— Begin Data entries —

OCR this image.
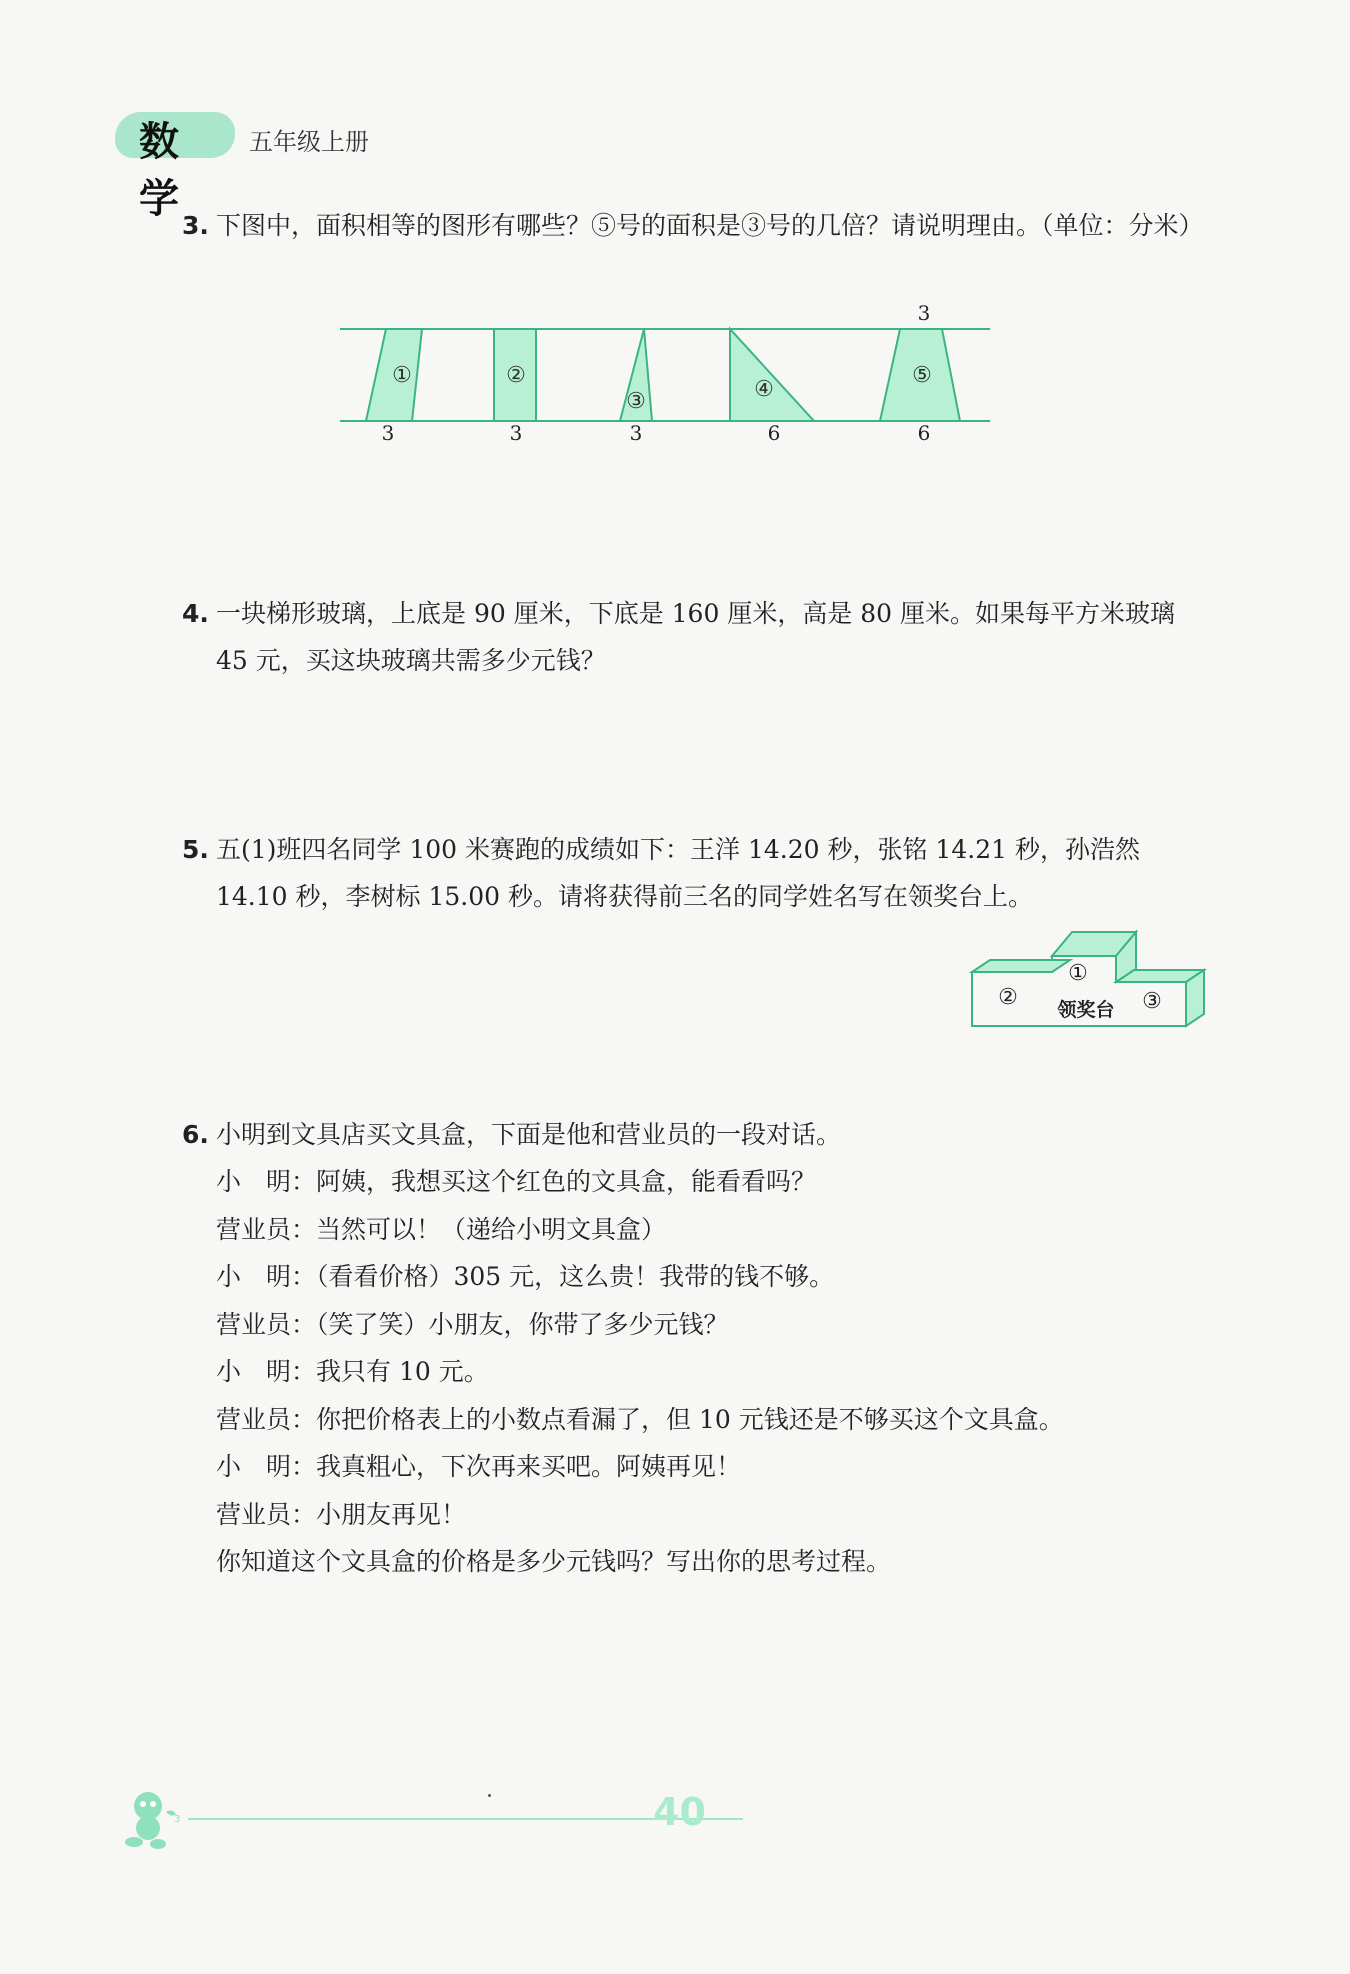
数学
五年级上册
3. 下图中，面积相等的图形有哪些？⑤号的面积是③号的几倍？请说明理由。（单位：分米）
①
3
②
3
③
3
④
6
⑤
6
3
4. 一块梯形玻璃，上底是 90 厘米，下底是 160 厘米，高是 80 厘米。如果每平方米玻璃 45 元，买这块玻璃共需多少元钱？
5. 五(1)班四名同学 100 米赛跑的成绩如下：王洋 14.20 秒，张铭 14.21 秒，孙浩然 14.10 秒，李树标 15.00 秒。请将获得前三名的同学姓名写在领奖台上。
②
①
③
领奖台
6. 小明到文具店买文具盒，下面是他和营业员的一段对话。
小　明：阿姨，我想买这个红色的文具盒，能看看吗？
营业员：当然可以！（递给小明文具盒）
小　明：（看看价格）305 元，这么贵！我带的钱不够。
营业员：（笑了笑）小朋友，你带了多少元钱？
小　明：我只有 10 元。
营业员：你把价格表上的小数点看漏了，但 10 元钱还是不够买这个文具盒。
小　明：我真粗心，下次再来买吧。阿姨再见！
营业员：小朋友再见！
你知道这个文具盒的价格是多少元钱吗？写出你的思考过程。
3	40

— End Data entries —

Written instruction:
Leave out the pictures and give the listing above again exactly.

Output below:
OCR this image.
数学
五年级上册
3. 下图中，面积相等的图形有哪些？⑤号的面积是③号的几倍？请说明理由。（单位：分米）
①
3
②
3
③
3
④
6
⑤
6
3
4. 一块梯形玻璃，上底是 90 厘米，下底是 160 厘米，高是 80 厘米。如果每平方米玻璃 45 元，买这块玻璃共需多少元钱？
5. 五(1)班四名同学 100 米赛跑的成绩如下：王洋 14.20 秒，张铭 14.21 秒，孙浩然 14.10 秒，李树标 15.00 秒。请将获得前三名的同学姓名写在领奖台上。
②
①
③
领奖台
6. 小明到文具店买文具盒，下面是他和营业员的一段对话。
小　明：阿姨，我想买这个红色的文具盒，能看看吗？
营业员：当然可以！（递给小明文具盒）
小　明：（看看价格）305 元，这么贵！我带的钱不够。
营业员：（笑了笑）小朋友，你带了多少元钱？
小　明：我只有 10 元。
营业员：你把价格表上的小数点看漏了，但 10 元钱还是不够买这个文具盒。
小　明：我真粗心，下次再来买吧。阿姨再见！
营业员：小朋友再见！
你知道这个文具盒的价格是多少元钱吗？写出你的思考过程。
3	40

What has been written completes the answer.